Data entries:
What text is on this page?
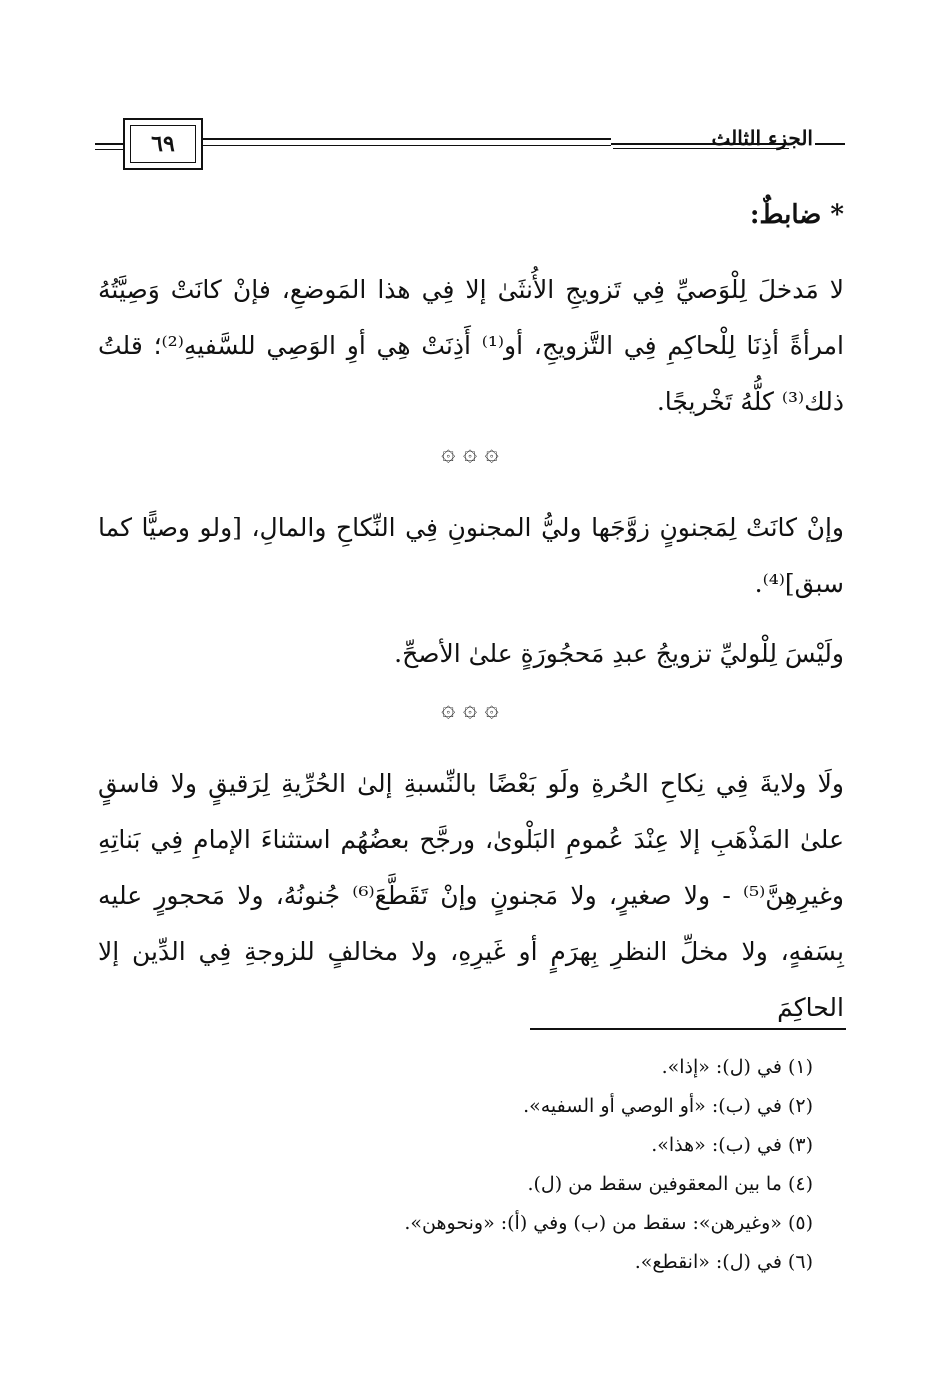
الجزء الثالث
٦٩
* ضابطٌ:
لا مَدخلَ لِلْوَصيِّ فِي تَزويجِ الأُنثَىٰ إلا فِي هذا المَوضعِ، فإنْ كانَتْ وَصِيَّتُهُ امرأةً أذِنَا لِلْحاكِمِ فِي التَّزويجِ، أو⁽¹⁾ أَذِنَتْ هِي أوِ الوَصِي للسَّفيهِ⁽²⁾؛ قلتُ ذلك⁽³⁾ كلُّهُ تَخْريجًا.
۞ ۞ ۞
وإنْ كانَتْ لِمَجنونٍ زوَّجَها وليُّ المجنونِ فِي النِّكاحِ والمالِ، [ولو وصيًّا كما سبق]⁽⁴⁾.
ولَيْسَ لِلْوليِّ تزويجُ عبدِ مَحجُورَةٍ علىٰ الأصحِّ.
۞ ۞ ۞
ولَا ولايةَ فِي نِكاحِ الحُرةِ ولَو بَعْضًا بالنِّسبةِ إلىٰ الحُرِّيةِ لِرَقيقٍ ولا فاسقٍ علىٰ المَذْهَبِ إلا عِنْدَ عُمومِ البَلْوىٰ، ورجَّح بعضُهُم استثناءَ الإمامِ فِي بَناتِهِ وغيرِهِنَّ⁽⁵⁾ - ولا صغيرٍ، ولا مَجنونٍ وإنْ تَقَطَّعَ⁽⁶⁾ جُنونُهُ، ولا مَحجورٍ عليه بِسَفهٍ، ولا مخلِّ النظرِ بِهرَمٍ أو غَيرِهِ، ولا مخالفٍ للزوجةِ فِي الدِّين إلا الحاكِمَ
(١) في (ل): «إذا».
(٢) في (ب): «أو الوصي أو السفيه».
(٣) في (ب): «هذا».
(٤) ما بين المعقوفين سقط من (ل).
(٥) «وغيرهن»: سقط من (ب) وفي (أ): «ونحوهن».
(٦) في (ل): «انقطع».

▶ _TASK BRIEF_:
Copy every line of the listing containing the string "جنون".

▶ _RESULT OF THE EXERCISE_:
وإنْ كانَتْ لِمَجنونٍ زوَّجَها وليُّ المجنونِ فِي النِّكاحِ والمالِ، [ولو وصيًّا كما سبق]⁽⁴⁾.
ولَا ولايةَ فِي نِكاحِ الحُرةِ ولَو بَعْضًا بالنِّسبةِ إلىٰ الحُرِّيةِ لِرَقيقٍ ولا فاسقٍ علىٰ المَذْهَبِ إلا عِنْدَ عُمومِ البَلْوىٰ، ورجَّح بعضُهُم استثناءَ الإمامِ فِي بَناتِهِ وغيرِهِنَّ⁽⁵⁾ - ولا صغيرٍ، ولا مَجنونٍ وإنْ تَقَطَّعَ⁽⁶⁾ جُنونُهُ، ولا مَحجورٍ عليه بِسَفهٍ، ولا مخلِّ النظرِ بِهرَمٍ أو غَيرِهِ، ولا مخالفٍ للزوجةِ فِي الدِّين إلا الحاكِمَ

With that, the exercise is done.